BEGIN

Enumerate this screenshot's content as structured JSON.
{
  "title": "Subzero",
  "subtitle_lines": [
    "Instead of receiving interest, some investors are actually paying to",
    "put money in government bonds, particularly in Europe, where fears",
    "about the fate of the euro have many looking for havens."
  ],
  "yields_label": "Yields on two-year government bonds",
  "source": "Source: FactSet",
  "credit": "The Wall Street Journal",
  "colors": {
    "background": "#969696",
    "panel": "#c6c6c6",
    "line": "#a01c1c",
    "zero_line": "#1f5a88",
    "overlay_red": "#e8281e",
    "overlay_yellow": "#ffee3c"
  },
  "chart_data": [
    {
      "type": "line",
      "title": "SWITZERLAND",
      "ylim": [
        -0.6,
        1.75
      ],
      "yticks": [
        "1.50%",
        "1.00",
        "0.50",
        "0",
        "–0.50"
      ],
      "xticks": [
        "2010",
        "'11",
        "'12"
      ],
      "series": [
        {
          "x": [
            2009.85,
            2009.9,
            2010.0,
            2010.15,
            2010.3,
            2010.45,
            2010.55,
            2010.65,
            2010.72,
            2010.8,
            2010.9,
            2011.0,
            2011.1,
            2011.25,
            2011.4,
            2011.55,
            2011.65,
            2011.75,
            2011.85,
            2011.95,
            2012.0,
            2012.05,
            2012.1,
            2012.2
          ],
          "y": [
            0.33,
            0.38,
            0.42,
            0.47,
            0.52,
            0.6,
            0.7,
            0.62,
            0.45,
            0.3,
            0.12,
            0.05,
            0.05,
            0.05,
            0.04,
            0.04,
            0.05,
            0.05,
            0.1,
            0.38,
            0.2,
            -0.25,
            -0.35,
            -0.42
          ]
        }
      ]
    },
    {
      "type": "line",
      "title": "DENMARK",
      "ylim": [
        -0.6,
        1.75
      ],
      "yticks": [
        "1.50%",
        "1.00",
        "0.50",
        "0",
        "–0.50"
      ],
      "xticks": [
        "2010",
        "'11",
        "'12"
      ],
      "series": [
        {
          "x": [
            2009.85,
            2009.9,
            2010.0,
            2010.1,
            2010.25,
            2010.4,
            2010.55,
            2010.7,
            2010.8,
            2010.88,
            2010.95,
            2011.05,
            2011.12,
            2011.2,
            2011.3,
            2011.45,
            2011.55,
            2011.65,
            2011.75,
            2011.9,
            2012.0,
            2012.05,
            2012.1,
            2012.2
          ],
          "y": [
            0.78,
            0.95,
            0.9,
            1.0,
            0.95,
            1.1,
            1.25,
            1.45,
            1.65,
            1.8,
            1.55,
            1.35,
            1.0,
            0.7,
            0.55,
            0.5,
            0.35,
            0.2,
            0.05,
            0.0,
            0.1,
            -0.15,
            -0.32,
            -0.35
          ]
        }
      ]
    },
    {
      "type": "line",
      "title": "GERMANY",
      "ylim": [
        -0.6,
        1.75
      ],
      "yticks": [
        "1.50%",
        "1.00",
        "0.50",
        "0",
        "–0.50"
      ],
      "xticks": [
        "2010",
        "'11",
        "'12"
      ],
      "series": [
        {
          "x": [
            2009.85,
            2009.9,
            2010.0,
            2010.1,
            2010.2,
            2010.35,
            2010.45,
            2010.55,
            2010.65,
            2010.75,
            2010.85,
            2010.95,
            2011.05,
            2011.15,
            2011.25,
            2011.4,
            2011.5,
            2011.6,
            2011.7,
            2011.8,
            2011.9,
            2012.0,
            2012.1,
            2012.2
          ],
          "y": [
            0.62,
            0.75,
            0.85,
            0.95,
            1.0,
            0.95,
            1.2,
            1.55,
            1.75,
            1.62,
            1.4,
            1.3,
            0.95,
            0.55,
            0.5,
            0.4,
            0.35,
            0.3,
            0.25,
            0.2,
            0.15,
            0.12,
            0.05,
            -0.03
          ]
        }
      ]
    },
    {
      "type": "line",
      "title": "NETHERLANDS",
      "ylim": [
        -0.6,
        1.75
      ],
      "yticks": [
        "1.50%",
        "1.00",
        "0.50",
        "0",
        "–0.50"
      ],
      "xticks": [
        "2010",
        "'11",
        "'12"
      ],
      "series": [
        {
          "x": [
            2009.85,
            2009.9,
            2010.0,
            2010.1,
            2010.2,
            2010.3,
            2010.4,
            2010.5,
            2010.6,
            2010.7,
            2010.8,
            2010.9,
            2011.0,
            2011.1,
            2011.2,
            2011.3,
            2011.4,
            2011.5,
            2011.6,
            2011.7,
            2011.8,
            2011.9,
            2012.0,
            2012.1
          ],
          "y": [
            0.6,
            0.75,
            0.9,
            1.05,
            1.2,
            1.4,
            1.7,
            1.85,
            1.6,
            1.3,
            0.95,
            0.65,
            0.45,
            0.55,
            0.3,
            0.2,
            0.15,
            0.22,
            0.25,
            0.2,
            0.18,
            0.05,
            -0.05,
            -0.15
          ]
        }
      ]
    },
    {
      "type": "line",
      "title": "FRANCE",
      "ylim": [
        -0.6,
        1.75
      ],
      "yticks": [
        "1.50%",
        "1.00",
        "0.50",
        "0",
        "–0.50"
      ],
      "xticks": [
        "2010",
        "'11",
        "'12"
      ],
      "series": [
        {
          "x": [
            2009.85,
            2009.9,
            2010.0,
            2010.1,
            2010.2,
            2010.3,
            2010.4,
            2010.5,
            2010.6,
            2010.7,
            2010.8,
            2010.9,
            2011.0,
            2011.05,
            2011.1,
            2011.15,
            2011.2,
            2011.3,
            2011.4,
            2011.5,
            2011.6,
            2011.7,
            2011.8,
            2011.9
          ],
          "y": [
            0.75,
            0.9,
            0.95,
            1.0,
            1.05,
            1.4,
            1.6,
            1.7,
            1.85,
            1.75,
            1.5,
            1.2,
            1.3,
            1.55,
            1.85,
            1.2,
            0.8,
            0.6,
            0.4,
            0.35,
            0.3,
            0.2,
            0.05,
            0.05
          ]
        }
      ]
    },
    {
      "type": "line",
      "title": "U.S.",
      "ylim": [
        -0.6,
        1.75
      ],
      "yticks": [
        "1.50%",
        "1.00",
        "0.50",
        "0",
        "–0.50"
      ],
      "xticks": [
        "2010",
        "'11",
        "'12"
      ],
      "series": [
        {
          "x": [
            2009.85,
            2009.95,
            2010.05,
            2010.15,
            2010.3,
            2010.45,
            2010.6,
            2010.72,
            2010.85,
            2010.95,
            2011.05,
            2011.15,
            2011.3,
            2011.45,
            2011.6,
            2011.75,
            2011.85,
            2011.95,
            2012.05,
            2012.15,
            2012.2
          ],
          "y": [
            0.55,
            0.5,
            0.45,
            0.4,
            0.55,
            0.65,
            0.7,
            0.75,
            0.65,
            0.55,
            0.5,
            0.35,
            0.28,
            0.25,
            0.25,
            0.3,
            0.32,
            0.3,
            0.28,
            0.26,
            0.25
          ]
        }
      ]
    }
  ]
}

END

■ Exercise instructions ■
Return the whole listing exactly.

■ Exercise answer ■
Enumerate this screenshot's content as structured JSON.
{
  "title": "Subzero",
  "subtitle_lines": [
    "Instead of receiving interest, some investors are actually paying to",
    "put money in government bonds, particularly in Europe, where fears",
    "about the fate of the euro have many looking for havens."
  ],
  "yields_label": "Yields on two-year government bonds",
  "source": "Source: FactSet",
  "credit": "The Wall Street Journal",
  "colors": {
    "background": "#969696",
    "panel": "#c6c6c6",
    "line": "#a01c1c",
    "zero_line": "#1f5a88",
    "overlay_red": "#e8281e",
    "overlay_yellow": "#ffee3c"
  },
  "chart_data": [
    {
      "type": "line",
      "title": "SWITZERLAND",
      "ylim": [
        -0.6,
        1.75
      ],
      "yticks": [
        "1.50%",
        "1.00",
        "0.50",
        "0",
        "–0.50"
      ],
      "xticks": [
        "2010",
        "'11",
        "'12"
      ],
      "series": [
        {
          "x": [
            2009.85,
            2009.9,
            2010.0,
            2010.15,
            2010.3,
            2010.45,
            2010.55,
            2010.65,
            2010.72,
            2010.8,
            2010.9,
            2011.0,
            2011.1,
            2011.25,
            2011.4,
            2011.55,
            2011.65,
            2011.75,
            2011.85,
            2011.95,
            2012.0,
            2012.05,
            2012.1,
            2012.2
          ],
          "y": [
            0.33,
            0.38,
            0.42,
            0.47,
            0.52,
            0.6,
            0.7,
            0.62,
            0.45,
            0.3,
            0.12,
            0.05,
            0.05,
            0.05,
            0.04,
            0.04,
            0.05,
            0.05,
            0.1,
            0.38,
            0.2,
            -0.25,
            -0.35,
            -0.42
          ]
        }
      ]
    },
    {
      "type": "line",
      "title": "DENMARK",
      "ylim": [
        -0.6,
        1.75
      ],
      "yticks": [
        "1.50%",
        "1.00",
        "0.50",
        "0",
        "–0.50"
      ],
      "xticks": [
        "2010",
        "'11",
        "'12"
      ],
      "series": [
        {
          "x": [
            2009.85,
            2009.9,
            2010.0,
            2010.1,
            2010.25,
            2010.4,
            2010.55,
            2010.7,
            2010.8,
            2010.88,
            2010.95,
            2011.05,
            2011.12,
            2011.2,
            2011.3,
            2011.45,
            2011.55,
            2011.65,
            2011.75,
            2011.9,
            2012.0,
            2012.05,
            2012.1,
            2012.2
          ],
          "y": [
            0.78,
            0.95,
            0.9,
            1.0,
            0.95,
            1.1,
            1.25,
            1.45,
            1.65,
            1.8,
            1.55,
            1.35,
            1.0,
            0.7,
            0.55,
            0.5,
            0.35,
            0.2,
            0.05,
            0.0,
            0.1,
            -0.15,
            -0.32,
            -0.35
          ]
        }
      ]
    },
    {
      "type": "line",
      "title": "GERMANY",
      "ylim": [
        -0.6,
        1.75
      ],
      "yticks": [
        "1.50%",
        "1.00",
        "0.50",
        "0",
        "–0.50"
      ],
      "xticks": [
        "2010",
        "'11",
        "'12"
      ],
      "series": [
        {
          "x": [
            2009.85,
            2009.9,
            2010.0,
            2010.1,
            2010.2,
            2010.35,
            2010.45,
            2010.55,
            2010.65,
            2010.75,
            2010.85,
            2010.95,
            2011.05,
            2011.15,
            2011.25,
            2011.4,
            2011.5,
            2011.6,
            2011.7,
            2011.8,
            2011.9,
            2012.0,
            2012.1,
            2012.2
          ],
          "y": [
            0.62,
            0.75,
            0.85,
            0.95,
            1.0,
            0.95,
            1.2,
            1.55,
            1.75,
            1.62,
            1.4,
            1.3,
            0.95,
            0.55,
            0.5,
            0.4,
            0.35,
            0.3,
            0.25,
            0.2,
            0.15,
            0.12,
            0.05,
            -0.03
          ]
        }
      ]
    },
    {
      "type": "line",
      "title": "NETHERLANDS",
      "ylim": [
        -0.6,
        1.75
      ],
      "yticks": [
        "1.50%",
        "1.00",
        "0.50",
        "0",
        "–0.50"
      ],
      "xticks": [
        "2010",
        "'11",
        "'12"
      ],
      "series": [
        {
          "x": [
            2009.85,
            2009.9,
            2010.0,
            2010.1,
            2010.2,
            2010.3,
            2010.4,
            2010.5,
            2010.6,
            2010.7,
            2010.8,
            2010.9,
            2011.0,
            2011.1,
            2011.2,
            2011.3,
            2011.4,
            2011.5,
            2011.6,
            2011.7,
            2011.8,
            2011.9,
            2012.0,
            2012.1
          ],
          "y": [
            0.6,
            0.75,
            0.9,
            1.05,
            1.2,
            1.4,
            1.7,
            1.85,
            1.6,
            1.3,
            0.95,
            0.65,
            0.45,
            0.55,
            0.3,
            0.2,
            0.15,
            0.22,
            0.25,
            0.2,
            0.18,
            0.05,
            -0.05,
            -0.15
          ]
        }
      ]
    },
    {
      "type": "line",
      "title": "FRANCE",
      "ylim": [
        -0.6,
        1.75
      ],
      "yticks": [
        "1.50%",
        "1.00",
        "0.50",
        "0",
        "–0.50"
      ],
      "xticks": [
        "2010",
        "'11",
        "'12"
      ],
      "series": [
        {
          "x": [
            2009.85,
            2009.9,
            2010.0,
            2010.1,
            2010.2,
            2010.3,
            2010.4,
            2010.5,
            2010.6,
            2010.7,
            2010.8,
            2010.9,
            2011.0,
            2011.05,
            2011.1,
            2011.15,
            2011.2,
            2011.3,
            2011.4,
            2011.5,
            2011.6,
            2011.7,
            2011.8,
            2011.9
          ],
          "y": [
            0.75,
            0.9,
            0.95,
            1.0,
            1.05,
            1.4,
            1.6,
            1.7,
            1.85,
            1.75,
            1.5,
            1.2,
            1.3,
            1.55,
            1.85,
            1.2,
            0.8,
            0.6,
            0.4,
            0.35,
            0.3,
            0.2,
            0.05,
            0.05
          ]
        }
      ]
    },
    {
      "type": "line",
      "title": "U.S.",
      "ylim": [
        -0.6,
        1.75
      ],
      "yticks": [
        "1.50%",
        "1.00",
        "0.50",
        "0",
        "–0.50"
      ],
      "xticks": [
        "2010",
        "'11",
        "'12"
      ],
      "series": [
        {
          "x": [
            2009.85,
            2009.95,
            2010.05,
            2010.15,
            2010.3,
            2010.45,
            2010.6,
            2010.72,
            2010.85,
            2010.95,
            2011.05,
            2011.15,
            2011.3,
            2011.45,
            2011.6,
            2011.75,
            2011.85,
            2011.95,
            2012.05,
            2012.15,
            2012.2
          ],
          "y": [
            0.55,
            0.5,
            0.45,
            0.4,
            0.55,
            0.65,
            0.7,
            0.75,
            0.65,
            0.55,
            0.5,
            0.35,
            0.28,
            0.25,
            0.25,
            0.3,
            0.32,
            0.3,
            0.28,
            0.26,
            0.25
          ]
        }
      ]
    }
  ]
}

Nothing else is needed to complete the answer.